* **EXERCISE REQUIREMENTS**:
Present the data once more in exactly its original form.

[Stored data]
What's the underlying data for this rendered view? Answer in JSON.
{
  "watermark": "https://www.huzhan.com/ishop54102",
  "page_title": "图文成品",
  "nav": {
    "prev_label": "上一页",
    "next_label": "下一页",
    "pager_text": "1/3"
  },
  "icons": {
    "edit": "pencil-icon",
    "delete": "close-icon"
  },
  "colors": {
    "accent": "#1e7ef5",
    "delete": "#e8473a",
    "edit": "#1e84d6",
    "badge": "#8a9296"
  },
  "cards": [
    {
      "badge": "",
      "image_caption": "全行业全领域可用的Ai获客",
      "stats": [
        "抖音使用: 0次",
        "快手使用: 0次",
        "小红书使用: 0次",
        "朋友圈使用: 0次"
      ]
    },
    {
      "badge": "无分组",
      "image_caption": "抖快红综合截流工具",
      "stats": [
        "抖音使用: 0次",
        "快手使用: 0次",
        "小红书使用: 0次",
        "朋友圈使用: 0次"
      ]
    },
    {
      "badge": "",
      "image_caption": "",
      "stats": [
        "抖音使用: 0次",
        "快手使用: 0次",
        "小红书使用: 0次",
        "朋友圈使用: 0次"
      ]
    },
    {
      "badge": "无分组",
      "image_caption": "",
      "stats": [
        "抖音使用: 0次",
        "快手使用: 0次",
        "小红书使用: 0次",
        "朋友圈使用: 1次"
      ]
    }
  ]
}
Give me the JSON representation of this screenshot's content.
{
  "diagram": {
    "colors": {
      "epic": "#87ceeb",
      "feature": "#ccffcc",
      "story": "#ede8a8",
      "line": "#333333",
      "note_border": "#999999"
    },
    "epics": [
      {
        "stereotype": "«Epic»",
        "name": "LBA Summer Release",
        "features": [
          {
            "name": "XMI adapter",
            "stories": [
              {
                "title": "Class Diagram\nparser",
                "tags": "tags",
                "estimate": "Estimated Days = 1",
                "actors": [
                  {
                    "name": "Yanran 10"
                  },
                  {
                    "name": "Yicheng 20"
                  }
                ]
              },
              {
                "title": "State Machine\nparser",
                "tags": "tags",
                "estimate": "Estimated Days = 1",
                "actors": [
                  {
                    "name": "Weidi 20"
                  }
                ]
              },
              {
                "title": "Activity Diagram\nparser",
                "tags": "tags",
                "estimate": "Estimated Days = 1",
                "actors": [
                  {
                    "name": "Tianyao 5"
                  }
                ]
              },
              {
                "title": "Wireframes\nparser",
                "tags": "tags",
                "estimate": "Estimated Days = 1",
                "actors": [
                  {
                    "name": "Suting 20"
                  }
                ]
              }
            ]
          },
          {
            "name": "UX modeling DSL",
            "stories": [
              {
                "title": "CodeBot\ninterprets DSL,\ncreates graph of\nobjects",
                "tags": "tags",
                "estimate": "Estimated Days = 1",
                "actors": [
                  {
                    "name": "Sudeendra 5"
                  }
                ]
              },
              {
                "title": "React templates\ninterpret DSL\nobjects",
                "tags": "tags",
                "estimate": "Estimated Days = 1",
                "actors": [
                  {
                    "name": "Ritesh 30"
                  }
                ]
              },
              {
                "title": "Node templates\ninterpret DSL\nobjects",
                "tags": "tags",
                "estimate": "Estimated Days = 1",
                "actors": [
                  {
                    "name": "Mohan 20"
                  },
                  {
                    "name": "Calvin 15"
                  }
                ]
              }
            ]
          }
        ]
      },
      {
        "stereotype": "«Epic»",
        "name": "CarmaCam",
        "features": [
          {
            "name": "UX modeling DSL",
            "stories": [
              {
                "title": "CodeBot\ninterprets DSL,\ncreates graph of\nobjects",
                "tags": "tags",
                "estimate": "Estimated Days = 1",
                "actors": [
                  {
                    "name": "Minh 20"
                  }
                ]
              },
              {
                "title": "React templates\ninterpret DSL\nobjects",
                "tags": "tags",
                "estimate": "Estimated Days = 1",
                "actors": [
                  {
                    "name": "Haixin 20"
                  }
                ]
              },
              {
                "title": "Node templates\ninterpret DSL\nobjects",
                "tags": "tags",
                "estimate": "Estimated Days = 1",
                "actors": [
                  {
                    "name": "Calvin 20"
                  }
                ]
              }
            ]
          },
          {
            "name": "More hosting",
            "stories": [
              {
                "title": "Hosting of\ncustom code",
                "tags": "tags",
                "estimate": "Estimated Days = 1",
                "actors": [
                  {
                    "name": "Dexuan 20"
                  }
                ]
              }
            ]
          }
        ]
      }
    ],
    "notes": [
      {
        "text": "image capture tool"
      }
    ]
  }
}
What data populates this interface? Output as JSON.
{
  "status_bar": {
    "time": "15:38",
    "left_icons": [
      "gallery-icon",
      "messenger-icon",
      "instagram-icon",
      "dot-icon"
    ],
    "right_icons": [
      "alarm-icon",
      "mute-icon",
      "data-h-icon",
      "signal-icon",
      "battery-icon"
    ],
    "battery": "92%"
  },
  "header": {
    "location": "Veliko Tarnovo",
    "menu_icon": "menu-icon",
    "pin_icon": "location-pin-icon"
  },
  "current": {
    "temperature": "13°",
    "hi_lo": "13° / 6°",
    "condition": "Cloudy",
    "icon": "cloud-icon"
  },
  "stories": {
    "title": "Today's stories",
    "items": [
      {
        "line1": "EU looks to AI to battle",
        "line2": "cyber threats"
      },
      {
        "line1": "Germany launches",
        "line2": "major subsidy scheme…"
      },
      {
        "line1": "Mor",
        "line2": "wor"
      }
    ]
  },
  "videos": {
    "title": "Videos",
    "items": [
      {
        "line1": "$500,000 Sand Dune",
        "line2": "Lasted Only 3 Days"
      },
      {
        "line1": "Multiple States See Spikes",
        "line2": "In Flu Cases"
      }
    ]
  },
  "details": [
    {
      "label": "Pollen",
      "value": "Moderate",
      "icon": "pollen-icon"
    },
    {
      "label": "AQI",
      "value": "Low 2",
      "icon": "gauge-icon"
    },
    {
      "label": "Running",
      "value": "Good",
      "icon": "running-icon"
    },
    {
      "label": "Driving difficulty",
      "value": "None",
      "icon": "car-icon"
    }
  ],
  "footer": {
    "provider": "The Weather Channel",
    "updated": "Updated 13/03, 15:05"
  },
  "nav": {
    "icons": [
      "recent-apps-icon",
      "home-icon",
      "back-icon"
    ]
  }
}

* **CORRECT OUTPUT**:
What's the underlying data for this rendered view? Answer in JSON.
{
  "watermark": "https://www.huzhan.com/ishop54102",
  "page_title": "图文成品",
  "nav": {
    "prev_label": "上一页",
    "next_label": "下一页",
    "pager_text": "1/3"
  },
  "icons": {
    "edit": "pencil-icon",
    "delete": "close-icon"
  },
  "colors": {
    "accent": "#1e7ef5",
    "delete": "#e8473a",
    "edit": "#1e84d6",
    "badge": "#8a9296"
  },
  "cards": [
    {
      "badge": "",
      "image_caption": "全行业全领域可用的Ai获客",
      "stats": [
        "抖音使用: 0次",
        "快手使用: 0次",
        "小红书使用: 0次",
        "朋友圈使用: 0次"
      ]
    },
    {
      "badge": "无分组",
      "image_caption": "抖快红综合截流工具",
      "stats": [
        "抖音使用: 0次",
        "快手使用: 0次",
        "小红书使用: 0次",
        "朋友圈使用: 0次"
      ]
    },
    {
      "badge": "",
      "image_caption": "",
      "stats": [
        "抖音使用: 0次",
        "快手使用: 0次",
        "小红书使用: 0次",
        "朋友圈使用: 0次"
      ]
    },
    {
      "badge": "无分组",
      "image_caption": "",
      "stats": [
        "抖音使用: 0次",
        "快手使用: 0次",
        "小红书使用: 0次",
        "朋友圈使用: 1次"
      ]
    }
  ]
}
Give me the JSON representation of this screenshot's content.
{
  "diagram": {
    "colors": {
      "epic": "#87ceeb",
      "feature": "#ccffcc",
      "story": "#ede8a8",
      "line": "#333333",
      "note_border": "#999999"
    },
    "epics": [
      {
        "stereotype": "«Epic»",
        "name": "LBA Summer Release",
        "features": [
          {
            "name": "XMI adapter",
            "stories": [
              {
                "title": "Class Diagram\nparser",
                "tags": "tags",
                "estimate": "Estimated Days = 1",
                "actors": [
                  {
                    "name": "Yanran 10"
                  },
                  {
                    "name": "Yicheng 20"
                  }
                ]
              },
              {
                "title": "State Machine\nparser",
                "tags": "tags",
                "estimate": "Estimated Days = 1",
                "actors": [
                  {
                    "name": "Weidi 20"
                  }
                ]
              },
              {
                "title": "Activity Diagram\nparser",
                "tags": "tags",
                "estimate": "Estimated Days = 1",
                "actors": [
                  {
                    "name": "Tianyao 5"
                  }
                ]
              },
              {
                "title": "Wireframes\nparser",
                "tags": "tags",
                "estimate": "Estimated Days = 1",
                "actors": [
                  {
                    "name": "Suting 20"
                  }
                ]
              }
            ]
          },
          {
            "name": "UX modeling DSL",
            "stories": [
              {
                "title": "CodeBot\ninterprets DSL,\ncreates graph of\nobjects",
                "tags": "tags",
                "estimate": "Estimated Days = 1",
                "actors": [
                  {
                    "name": "Sudeendra 5"
                  }
                ]
              },
              {
                "title": "React templates\ninterpret DSL\nobjects",
                "tags": "tags",
                "estimate": "Estimated Days = 1",
                "actors": [
                  {
                    "name": "Ritesh 30"
                  }
                ]
              },
              {
                "title": "Node templates\ninterpret DSL\nobjects",
                "tags": "tags",
                "estimate": "Estimated Days = 1",
                "actors": [
                  {
                    "name": "Mohan 20"
                  },
                  {
                    "name": "Calvin 15"
                  }
                ]
              }
            ]
          }
        ]
      },
      {
        "stereotype": "«Epic»",
        "name": "CarmaCam",
        "features": [
          {
            "name": "UX modeling DSL",
            "stories": [
              {
                "title": "CodeBot\ninterprets DSL,\ncreates graph of\nobjects",
                "tags": "tags",
                "estimate": "Estimated Days = 1",
                "actors": [
                  {
                    "name": "Minh 20"
                  }
                ]
              },
              {
                "title": "React templates\ninterpret DSL\nobjects",
                "tags": "tags",
                "estimate": "Estimated Days = 1",
                "actors": [
                  {
                    "name": "Haixin 20"
                  }
                ]
              },
              {
                "title": "Node templates\ninterpret DSL\nobjects",
                "tags": "tags",
                "estimate": "Estimated Days = 1",
                "actors": [
                  {
                    "name": "Calvin 20"
                  }
                ]
              }
            ]
          },
          {
            "name": "More hosting",
            "stories": [
              {
                "title": "Hosting of\ncustom code",
                "tags": "tags",
                "estimate": "Estimated Days = 1",
                "actors": [
                  {
                    "name": "Dexuan 20"
                  }
                ]
              }
            ]
          }
        ]
      }
    ],
    "notes": [
      {
        "text": "image capture tool"
      }
    ]
  }
}
What data populates this interface? Output as JSON.
{
  "status_bar": {
    "time": "15:38",
    "left_icons": [
      "gallery-icon",
      "messenger-icon",
      "instagram-icon",
      "dot-icon"
    ],
    "right_icons": [
      "alarm-icon",
      "mute-icon",
      "data-h-icon",
      "signal-icon",
      "battery-icon"
    ],
    "battery": "92%"
  },
  "header": {
    "location": "Veliko Tarnovo",
    "menu_icon": "menu-icon",
    "pin_icon": "location-pin-icon"
  },
  "current": {
    "temperature": "13°",
    "hi_lo": "13° / 6°",
    "condition": "Cloudy",
    "icon": "cloud-icon"
  },
  "stories": {
    "title": "Today's stories",
    "items": [
      {
        "line1": "EU looks to AI to battle",
        "line2": "cyber threats"
      },
      {
        "line1": "Germany launches",
        "line2": "major subsidy scheme…"
      },
      {
        "line1": "Mor",
        "line2": "wor"
      }
    ]
  },
  "videos": {
    "title": "Videos",
    "items": [
      {
        "line1": "$500,000 Sand Dune",
        "line2": "Lasted Only 3 Days"
      },
      {
        "line1": "Multiple States See Spikes",
        "line2": "In Flu Cases"
      }
    ]
  },
  "details": [
    {
      "label": "Pollen",
      "value": "Moderate",
      "icon": "pollen-icon"
    },
    {
      "label": "AQI",
      "value": "Low 2",
      "icon": "gauge-icon"
    },
    {
      "label": "Running",
      "value": "Good",
      "icon": "running-icon"
    },
    {
      "label": "Driving difficulty",
      "value": "None",
      "icon": "car-icon"
    }
  ],
  "footer": {
    "provider": "The Weather Channel",
    "updated": "Updated 13/03, 15:05"
  },
  "nav": {
    "icons": [
      "recent-apps-icon",
      "home-icon",
      "back-icon"
    ]
  }
}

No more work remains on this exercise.